== Task directions ==
Give the number of lines in the records below that include "object", and nothing more.

== Material for this task ==

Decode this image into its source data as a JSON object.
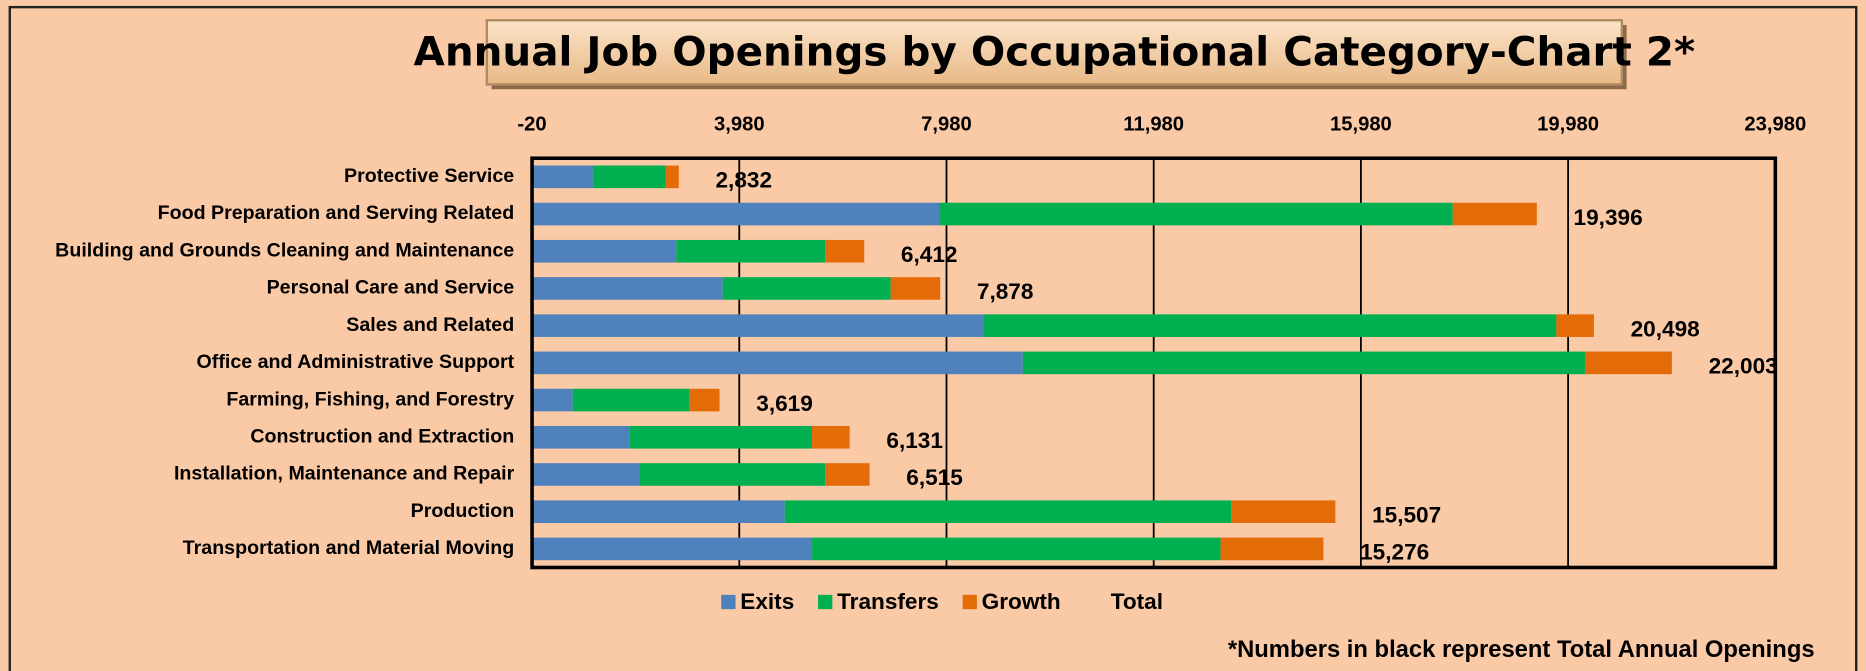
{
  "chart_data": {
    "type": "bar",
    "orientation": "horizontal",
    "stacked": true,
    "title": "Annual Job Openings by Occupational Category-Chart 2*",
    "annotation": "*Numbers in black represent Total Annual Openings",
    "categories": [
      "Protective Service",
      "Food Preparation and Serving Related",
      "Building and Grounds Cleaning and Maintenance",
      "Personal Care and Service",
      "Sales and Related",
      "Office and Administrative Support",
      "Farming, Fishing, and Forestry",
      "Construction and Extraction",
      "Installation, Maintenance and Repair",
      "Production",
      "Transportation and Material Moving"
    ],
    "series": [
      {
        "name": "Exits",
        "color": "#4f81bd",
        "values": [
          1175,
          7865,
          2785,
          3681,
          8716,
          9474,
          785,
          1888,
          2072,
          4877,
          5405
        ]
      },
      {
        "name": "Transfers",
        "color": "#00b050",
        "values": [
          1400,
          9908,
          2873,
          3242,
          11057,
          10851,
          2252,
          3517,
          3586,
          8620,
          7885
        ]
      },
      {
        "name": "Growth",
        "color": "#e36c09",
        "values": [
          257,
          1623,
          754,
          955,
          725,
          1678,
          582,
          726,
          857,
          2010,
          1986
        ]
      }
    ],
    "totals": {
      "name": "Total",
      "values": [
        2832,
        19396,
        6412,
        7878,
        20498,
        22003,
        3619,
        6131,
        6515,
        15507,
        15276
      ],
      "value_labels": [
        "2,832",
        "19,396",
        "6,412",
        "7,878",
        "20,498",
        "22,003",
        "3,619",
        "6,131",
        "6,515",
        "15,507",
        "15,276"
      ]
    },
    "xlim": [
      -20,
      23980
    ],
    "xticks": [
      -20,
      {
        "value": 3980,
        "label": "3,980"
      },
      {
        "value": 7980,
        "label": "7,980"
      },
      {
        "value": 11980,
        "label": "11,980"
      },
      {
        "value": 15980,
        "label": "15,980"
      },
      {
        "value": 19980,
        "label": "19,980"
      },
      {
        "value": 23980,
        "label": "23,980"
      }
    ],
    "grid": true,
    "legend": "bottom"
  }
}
==
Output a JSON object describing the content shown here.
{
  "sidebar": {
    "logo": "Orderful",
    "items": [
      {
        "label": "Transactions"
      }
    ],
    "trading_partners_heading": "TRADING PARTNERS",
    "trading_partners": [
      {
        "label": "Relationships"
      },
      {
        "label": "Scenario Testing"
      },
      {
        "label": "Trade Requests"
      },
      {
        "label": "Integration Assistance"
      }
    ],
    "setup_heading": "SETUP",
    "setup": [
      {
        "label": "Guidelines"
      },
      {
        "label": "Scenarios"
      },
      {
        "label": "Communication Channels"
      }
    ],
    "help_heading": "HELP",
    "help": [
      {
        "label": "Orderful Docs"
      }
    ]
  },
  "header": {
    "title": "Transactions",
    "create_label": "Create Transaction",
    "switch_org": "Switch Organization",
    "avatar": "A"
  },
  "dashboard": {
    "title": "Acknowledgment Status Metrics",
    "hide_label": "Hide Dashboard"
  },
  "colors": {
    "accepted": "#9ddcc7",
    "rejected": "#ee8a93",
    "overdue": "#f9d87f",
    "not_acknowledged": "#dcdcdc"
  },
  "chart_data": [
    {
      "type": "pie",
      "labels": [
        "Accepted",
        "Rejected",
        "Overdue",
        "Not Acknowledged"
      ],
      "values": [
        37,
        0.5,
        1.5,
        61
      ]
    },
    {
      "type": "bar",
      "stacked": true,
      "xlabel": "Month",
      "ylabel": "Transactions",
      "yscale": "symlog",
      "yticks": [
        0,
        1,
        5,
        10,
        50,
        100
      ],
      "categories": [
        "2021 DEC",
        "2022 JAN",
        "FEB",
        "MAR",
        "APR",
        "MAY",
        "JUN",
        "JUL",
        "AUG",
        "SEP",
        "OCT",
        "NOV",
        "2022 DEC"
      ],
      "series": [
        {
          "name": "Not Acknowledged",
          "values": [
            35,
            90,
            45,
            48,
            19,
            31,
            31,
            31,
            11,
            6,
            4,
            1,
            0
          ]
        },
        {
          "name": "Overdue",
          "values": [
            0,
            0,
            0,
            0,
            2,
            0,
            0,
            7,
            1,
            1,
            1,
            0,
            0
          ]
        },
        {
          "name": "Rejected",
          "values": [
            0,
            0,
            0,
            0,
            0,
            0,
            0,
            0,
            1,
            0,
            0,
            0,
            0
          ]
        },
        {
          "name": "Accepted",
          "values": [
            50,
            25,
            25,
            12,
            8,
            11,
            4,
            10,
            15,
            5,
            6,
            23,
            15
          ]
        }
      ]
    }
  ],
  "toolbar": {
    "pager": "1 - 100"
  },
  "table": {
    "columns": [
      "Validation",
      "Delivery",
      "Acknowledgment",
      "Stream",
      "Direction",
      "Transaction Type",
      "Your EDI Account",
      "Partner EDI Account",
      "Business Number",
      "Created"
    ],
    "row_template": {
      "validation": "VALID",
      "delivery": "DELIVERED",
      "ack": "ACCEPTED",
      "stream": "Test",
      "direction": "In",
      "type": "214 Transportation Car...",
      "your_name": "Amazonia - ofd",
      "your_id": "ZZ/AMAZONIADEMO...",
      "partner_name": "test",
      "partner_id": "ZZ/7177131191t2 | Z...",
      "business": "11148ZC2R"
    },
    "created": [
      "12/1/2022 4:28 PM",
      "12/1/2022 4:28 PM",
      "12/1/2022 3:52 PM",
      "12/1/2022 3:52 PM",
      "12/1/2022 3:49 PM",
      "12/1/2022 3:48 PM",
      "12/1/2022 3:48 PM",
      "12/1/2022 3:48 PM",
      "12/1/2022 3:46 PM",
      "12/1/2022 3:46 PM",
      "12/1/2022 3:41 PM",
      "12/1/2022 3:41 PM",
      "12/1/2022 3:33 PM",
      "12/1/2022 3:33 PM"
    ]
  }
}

== Output for this task ==
2